THE REQUEST
What is the number of lines containing "foarte"? Give only that number.

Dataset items

## start

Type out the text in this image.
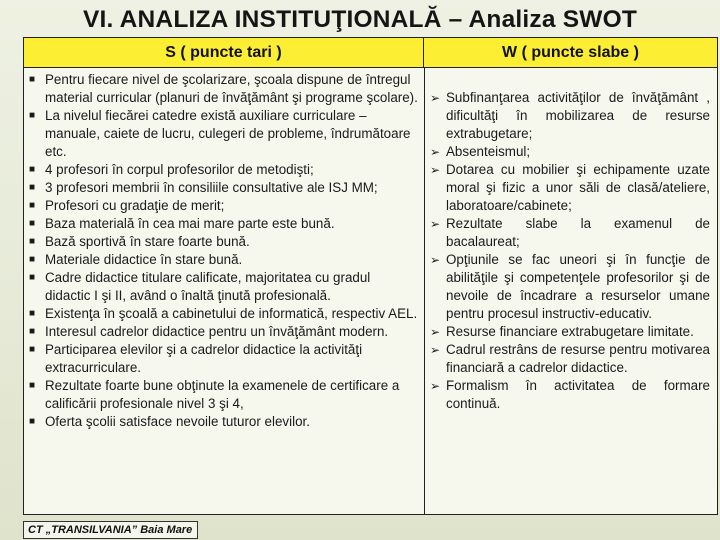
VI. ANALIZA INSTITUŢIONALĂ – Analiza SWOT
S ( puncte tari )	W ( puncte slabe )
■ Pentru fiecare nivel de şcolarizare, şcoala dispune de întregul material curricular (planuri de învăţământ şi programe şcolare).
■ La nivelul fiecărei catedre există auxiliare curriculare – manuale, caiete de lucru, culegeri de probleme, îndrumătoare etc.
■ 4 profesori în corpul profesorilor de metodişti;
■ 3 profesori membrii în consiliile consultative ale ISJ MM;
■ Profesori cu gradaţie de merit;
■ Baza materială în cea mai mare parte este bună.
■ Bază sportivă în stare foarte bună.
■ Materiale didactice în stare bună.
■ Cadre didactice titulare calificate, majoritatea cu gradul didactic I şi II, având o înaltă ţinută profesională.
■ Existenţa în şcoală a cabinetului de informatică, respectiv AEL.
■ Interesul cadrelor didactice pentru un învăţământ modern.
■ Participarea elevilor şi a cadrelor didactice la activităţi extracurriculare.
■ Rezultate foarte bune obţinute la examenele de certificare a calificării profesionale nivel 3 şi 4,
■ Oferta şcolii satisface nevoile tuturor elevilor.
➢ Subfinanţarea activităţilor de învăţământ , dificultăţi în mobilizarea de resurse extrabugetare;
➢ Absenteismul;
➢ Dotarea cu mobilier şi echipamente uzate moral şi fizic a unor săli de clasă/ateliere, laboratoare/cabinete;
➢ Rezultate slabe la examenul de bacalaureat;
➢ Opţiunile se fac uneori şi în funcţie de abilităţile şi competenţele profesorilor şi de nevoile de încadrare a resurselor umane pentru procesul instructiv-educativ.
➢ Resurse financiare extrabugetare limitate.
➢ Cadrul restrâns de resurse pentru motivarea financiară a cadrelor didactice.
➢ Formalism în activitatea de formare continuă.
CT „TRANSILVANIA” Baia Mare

## end
## start

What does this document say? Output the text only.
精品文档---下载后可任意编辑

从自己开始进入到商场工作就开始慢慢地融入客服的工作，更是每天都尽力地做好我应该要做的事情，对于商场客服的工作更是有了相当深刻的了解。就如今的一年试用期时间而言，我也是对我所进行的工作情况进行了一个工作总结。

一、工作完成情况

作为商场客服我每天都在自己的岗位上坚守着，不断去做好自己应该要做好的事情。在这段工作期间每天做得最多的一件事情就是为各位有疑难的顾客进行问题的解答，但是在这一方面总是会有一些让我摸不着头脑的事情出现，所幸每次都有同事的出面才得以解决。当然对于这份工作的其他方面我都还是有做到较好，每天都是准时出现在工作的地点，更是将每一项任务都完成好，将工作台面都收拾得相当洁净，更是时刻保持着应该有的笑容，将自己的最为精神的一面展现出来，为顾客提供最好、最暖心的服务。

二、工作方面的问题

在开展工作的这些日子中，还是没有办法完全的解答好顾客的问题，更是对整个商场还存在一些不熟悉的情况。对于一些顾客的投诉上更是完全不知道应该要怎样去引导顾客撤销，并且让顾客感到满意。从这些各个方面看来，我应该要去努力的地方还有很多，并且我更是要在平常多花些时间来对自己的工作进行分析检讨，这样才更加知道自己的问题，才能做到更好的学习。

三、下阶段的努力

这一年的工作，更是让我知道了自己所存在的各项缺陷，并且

## end

SOLVED EXERCISE
2